§ Input rows
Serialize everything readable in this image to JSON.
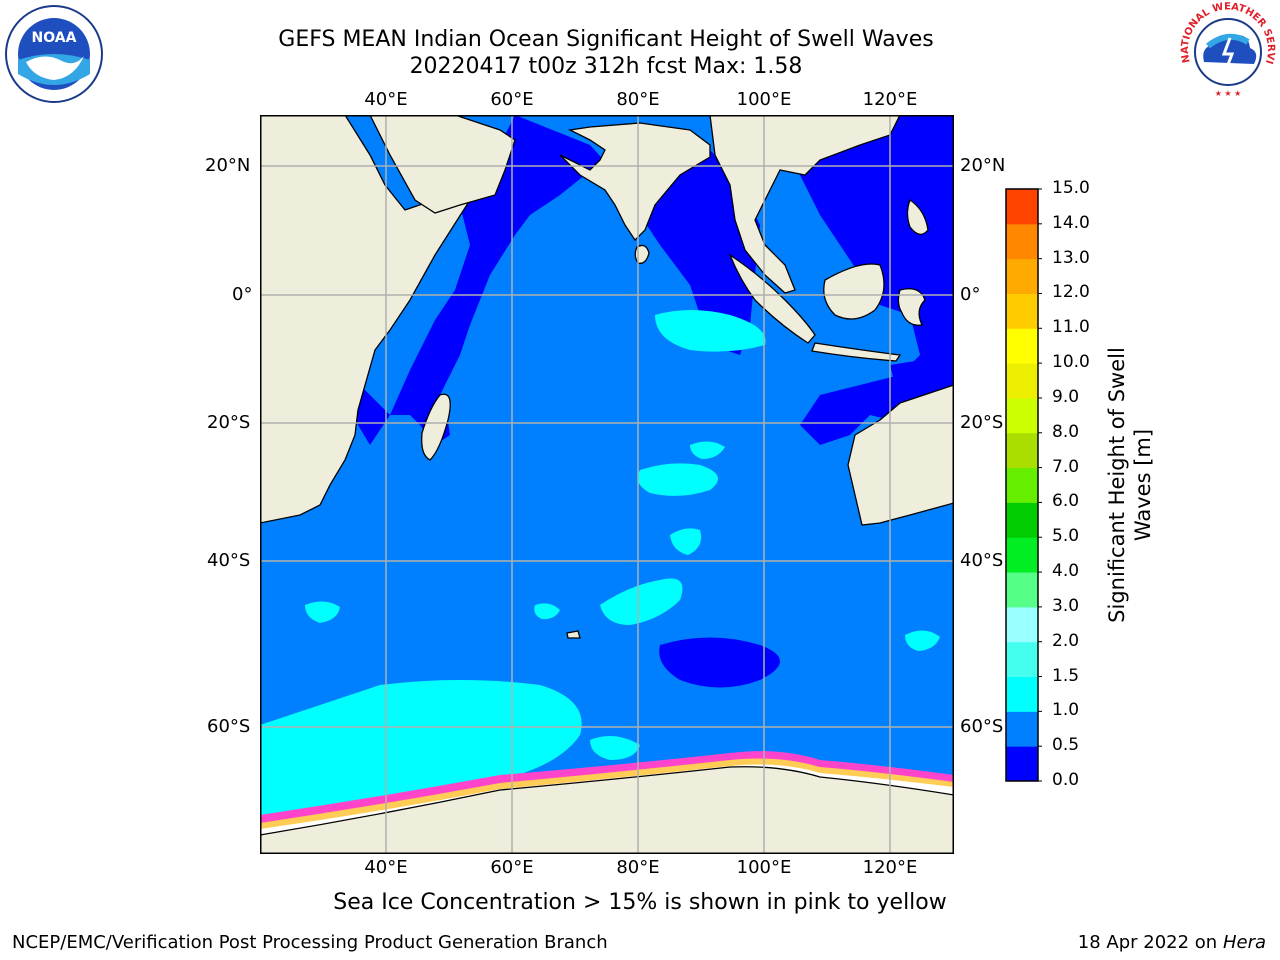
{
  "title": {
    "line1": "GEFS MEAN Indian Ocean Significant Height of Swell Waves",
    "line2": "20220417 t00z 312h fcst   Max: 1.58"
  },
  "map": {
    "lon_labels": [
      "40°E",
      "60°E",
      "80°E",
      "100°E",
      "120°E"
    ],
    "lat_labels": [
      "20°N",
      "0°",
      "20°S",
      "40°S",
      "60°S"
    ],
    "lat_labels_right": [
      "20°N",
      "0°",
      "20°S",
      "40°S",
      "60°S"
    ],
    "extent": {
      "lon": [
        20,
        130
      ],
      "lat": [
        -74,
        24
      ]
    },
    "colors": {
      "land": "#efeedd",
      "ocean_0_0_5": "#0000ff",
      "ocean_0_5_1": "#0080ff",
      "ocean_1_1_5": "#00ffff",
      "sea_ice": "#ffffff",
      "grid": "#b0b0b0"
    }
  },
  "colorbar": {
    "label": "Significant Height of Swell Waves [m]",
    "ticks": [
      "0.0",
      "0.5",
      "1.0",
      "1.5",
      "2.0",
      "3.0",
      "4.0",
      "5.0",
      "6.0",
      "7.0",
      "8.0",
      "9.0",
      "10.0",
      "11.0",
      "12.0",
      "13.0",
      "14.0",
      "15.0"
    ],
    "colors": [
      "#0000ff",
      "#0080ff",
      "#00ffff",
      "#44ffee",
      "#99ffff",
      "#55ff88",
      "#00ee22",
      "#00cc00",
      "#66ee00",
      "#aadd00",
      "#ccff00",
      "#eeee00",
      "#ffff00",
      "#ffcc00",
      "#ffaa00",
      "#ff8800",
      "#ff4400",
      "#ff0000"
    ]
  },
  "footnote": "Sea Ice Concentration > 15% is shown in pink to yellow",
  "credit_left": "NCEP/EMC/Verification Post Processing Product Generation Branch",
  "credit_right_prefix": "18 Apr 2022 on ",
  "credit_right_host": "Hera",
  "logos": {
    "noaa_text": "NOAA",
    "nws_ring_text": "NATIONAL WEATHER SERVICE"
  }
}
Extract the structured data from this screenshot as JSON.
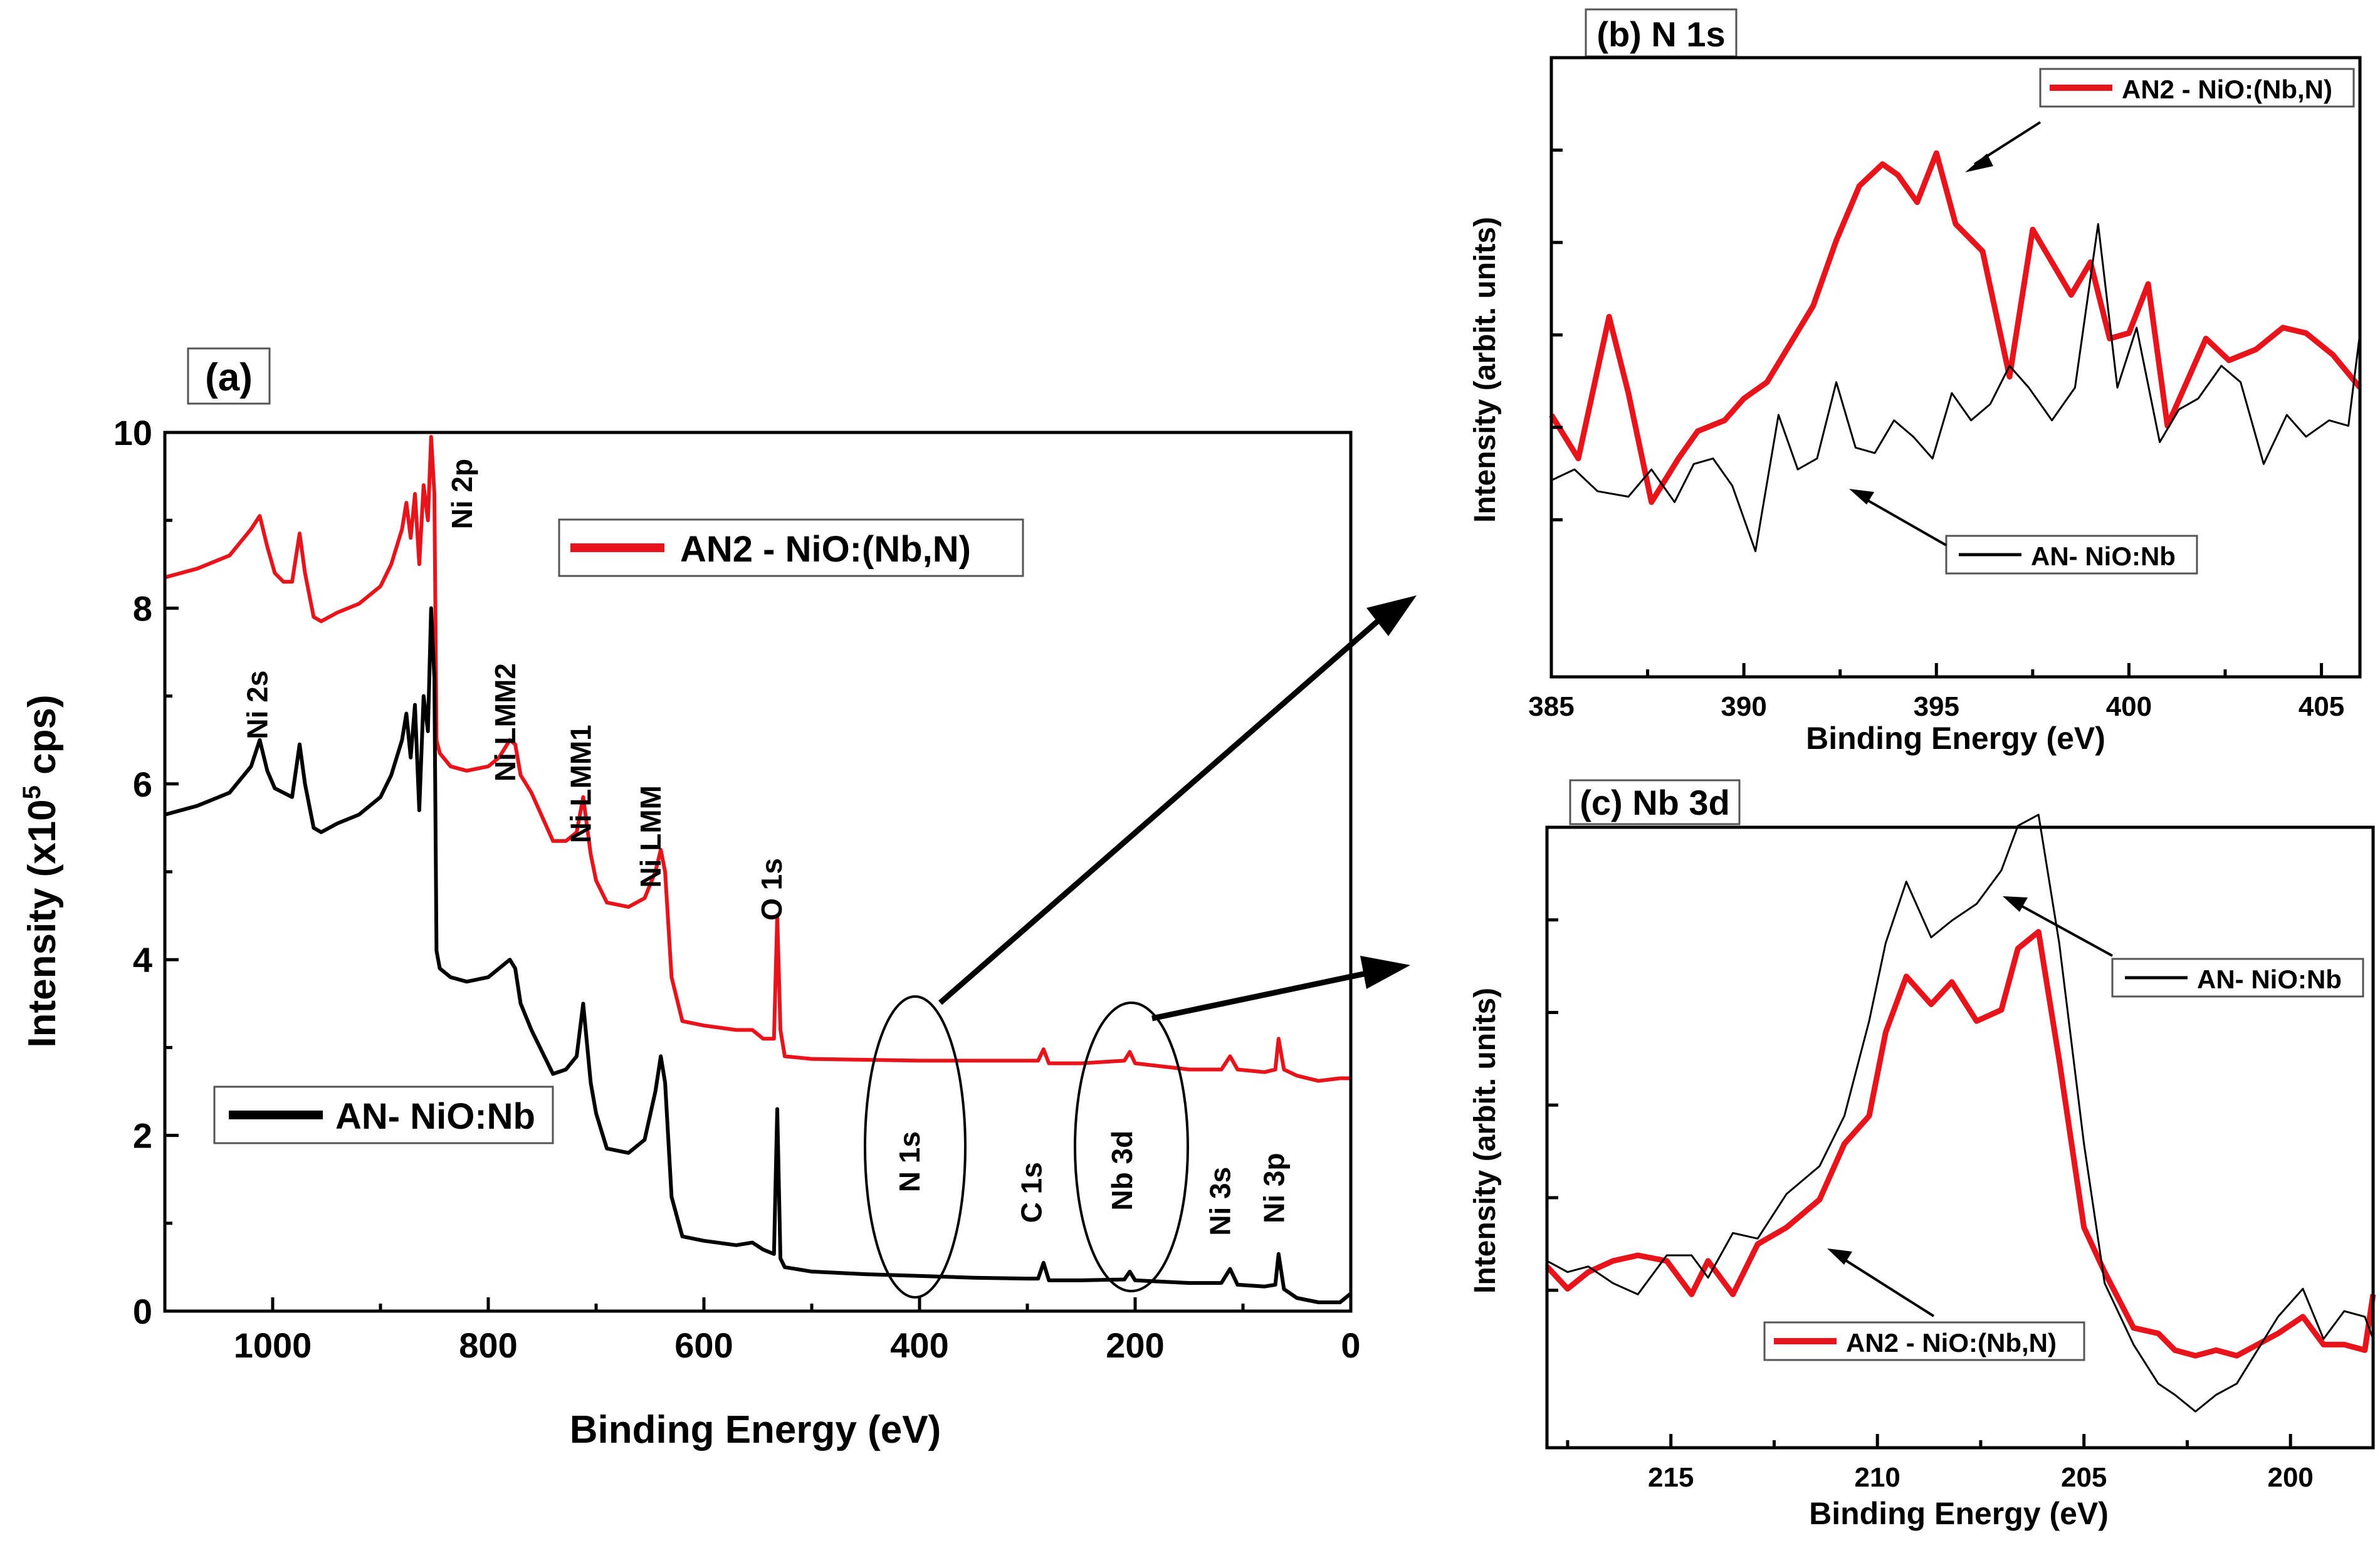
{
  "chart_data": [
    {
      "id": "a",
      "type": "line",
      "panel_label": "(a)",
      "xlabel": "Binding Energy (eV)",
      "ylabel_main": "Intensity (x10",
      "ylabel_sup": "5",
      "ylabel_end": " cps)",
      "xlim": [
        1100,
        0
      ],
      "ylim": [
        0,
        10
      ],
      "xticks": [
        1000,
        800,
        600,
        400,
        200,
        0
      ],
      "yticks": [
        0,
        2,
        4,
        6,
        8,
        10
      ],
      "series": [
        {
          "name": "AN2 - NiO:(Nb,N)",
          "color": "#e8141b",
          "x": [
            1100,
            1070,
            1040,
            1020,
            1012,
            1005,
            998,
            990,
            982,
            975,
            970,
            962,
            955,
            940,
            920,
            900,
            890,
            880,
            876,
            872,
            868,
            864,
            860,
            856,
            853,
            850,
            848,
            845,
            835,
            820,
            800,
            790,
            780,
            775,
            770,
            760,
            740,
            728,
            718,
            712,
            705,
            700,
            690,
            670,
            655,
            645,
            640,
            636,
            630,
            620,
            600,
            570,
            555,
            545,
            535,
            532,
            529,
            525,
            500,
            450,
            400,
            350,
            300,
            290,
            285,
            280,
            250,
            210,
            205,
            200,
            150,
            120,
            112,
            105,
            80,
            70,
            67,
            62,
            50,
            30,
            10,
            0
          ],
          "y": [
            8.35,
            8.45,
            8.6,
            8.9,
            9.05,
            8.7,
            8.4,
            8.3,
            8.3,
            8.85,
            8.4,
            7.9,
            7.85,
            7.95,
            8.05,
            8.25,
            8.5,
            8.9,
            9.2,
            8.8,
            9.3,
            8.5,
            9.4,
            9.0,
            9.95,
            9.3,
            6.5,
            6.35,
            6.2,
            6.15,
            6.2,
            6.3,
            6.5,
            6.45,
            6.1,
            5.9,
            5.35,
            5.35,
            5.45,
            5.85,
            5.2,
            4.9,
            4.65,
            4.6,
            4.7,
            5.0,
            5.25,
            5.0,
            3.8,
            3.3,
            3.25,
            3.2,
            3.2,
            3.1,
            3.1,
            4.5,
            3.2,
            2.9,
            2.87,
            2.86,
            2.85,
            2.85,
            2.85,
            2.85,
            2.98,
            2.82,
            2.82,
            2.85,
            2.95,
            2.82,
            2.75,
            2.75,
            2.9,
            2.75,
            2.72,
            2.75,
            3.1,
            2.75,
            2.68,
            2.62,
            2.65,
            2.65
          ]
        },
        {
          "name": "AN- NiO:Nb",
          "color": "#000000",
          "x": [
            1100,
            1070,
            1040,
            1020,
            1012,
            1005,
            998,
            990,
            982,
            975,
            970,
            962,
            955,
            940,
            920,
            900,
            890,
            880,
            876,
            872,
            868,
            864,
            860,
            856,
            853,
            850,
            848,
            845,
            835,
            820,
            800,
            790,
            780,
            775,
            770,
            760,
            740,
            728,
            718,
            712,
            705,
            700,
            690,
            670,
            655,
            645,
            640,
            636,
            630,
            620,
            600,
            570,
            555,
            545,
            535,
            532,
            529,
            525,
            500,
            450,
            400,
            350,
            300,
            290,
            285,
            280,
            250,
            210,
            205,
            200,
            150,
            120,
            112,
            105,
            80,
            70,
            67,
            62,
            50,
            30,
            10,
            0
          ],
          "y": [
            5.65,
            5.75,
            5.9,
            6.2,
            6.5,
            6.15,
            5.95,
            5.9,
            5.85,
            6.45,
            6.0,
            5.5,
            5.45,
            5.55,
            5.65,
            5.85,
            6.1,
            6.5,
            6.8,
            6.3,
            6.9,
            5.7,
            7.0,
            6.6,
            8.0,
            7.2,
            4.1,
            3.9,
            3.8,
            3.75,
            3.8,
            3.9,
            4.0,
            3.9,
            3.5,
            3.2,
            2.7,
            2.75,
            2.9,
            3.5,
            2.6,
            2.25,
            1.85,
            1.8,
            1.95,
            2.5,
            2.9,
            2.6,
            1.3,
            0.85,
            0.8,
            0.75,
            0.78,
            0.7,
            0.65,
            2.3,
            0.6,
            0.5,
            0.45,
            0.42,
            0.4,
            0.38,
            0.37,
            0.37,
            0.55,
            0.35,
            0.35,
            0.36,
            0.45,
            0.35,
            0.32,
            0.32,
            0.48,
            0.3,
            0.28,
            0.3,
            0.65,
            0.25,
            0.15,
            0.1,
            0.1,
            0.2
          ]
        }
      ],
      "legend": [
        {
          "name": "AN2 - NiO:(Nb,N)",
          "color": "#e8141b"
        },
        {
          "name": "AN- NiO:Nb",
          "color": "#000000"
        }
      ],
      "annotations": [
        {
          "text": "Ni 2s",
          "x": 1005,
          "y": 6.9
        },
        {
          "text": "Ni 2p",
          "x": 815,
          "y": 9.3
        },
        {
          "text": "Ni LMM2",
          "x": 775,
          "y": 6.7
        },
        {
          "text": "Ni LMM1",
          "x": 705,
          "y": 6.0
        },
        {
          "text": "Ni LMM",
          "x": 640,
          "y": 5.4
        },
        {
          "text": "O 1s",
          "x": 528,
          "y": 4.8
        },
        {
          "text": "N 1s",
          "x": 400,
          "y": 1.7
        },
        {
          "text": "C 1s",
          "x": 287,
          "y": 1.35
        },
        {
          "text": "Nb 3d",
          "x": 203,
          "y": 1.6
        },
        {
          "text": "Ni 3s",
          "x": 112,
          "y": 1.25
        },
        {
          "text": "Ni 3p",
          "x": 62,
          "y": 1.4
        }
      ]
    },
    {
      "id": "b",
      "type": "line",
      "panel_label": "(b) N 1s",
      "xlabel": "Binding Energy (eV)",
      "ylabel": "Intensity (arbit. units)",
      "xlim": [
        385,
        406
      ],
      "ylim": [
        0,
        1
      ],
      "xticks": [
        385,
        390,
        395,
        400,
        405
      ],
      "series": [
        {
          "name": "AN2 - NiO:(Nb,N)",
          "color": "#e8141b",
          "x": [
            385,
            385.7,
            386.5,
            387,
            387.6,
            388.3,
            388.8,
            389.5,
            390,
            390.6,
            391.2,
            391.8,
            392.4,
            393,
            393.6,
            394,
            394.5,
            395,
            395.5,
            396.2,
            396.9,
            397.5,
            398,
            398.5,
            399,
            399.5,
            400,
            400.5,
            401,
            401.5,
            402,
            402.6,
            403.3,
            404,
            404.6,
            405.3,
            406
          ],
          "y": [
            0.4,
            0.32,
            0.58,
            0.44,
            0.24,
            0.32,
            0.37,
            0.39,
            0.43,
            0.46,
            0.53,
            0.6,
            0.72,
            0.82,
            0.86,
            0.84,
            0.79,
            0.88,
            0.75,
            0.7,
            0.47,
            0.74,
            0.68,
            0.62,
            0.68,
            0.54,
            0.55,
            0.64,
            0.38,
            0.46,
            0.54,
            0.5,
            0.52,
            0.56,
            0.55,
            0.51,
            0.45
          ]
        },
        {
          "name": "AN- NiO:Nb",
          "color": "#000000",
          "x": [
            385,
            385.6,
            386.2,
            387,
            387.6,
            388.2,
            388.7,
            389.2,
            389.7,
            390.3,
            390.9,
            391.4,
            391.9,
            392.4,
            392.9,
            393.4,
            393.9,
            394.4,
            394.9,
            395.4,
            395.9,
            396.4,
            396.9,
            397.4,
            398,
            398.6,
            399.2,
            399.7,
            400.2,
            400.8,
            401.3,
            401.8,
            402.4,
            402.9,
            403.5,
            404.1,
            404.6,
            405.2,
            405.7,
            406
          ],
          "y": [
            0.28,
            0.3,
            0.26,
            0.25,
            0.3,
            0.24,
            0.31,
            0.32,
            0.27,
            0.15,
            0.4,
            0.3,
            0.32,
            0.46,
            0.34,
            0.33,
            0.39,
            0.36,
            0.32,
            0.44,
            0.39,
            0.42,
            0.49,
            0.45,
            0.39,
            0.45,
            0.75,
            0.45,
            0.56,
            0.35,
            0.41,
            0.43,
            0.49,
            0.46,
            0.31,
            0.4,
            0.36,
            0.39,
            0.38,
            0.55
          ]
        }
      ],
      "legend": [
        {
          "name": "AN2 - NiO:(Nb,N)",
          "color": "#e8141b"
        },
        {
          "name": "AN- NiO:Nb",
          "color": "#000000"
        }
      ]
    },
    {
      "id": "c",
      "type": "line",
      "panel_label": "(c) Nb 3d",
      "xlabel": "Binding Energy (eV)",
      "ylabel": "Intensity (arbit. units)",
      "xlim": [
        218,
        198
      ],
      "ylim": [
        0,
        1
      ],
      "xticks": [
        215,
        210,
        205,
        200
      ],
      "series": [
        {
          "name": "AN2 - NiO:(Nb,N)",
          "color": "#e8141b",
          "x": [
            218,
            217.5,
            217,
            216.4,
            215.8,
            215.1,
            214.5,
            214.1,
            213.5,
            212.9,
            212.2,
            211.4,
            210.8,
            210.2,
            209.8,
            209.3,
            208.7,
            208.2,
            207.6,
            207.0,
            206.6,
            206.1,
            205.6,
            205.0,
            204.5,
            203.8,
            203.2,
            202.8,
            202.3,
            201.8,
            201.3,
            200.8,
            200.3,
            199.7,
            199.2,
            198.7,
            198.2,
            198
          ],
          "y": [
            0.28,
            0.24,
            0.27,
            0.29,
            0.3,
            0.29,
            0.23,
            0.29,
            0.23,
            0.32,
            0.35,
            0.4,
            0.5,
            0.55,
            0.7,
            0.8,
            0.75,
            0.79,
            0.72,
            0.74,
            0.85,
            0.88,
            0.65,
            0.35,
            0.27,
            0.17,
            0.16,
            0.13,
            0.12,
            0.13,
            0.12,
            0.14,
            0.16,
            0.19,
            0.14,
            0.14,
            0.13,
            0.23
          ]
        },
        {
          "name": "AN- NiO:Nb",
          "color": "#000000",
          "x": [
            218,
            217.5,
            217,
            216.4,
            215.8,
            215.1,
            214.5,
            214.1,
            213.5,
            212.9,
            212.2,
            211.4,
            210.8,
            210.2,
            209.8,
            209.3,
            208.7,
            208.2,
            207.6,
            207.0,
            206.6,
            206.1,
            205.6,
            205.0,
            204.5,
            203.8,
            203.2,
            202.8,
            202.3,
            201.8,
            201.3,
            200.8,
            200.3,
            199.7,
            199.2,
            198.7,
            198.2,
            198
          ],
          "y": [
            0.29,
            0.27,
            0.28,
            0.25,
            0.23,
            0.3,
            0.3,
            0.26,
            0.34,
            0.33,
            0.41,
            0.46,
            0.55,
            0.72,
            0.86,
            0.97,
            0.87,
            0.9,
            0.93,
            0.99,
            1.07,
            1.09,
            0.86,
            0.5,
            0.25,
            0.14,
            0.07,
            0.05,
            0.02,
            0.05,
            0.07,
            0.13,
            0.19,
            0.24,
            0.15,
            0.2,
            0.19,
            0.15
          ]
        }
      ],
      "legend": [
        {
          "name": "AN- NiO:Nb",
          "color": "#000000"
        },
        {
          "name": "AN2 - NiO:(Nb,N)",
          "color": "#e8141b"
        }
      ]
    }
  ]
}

§ Exercise objective
Every line above that contains the word "Height" should be reported.

§ Answer to this problem
    "line1": "GEFS MEAN Indian Ocean Significant Height of Swell Waves",
    "label": "Significant Height of Swell Waves [m]",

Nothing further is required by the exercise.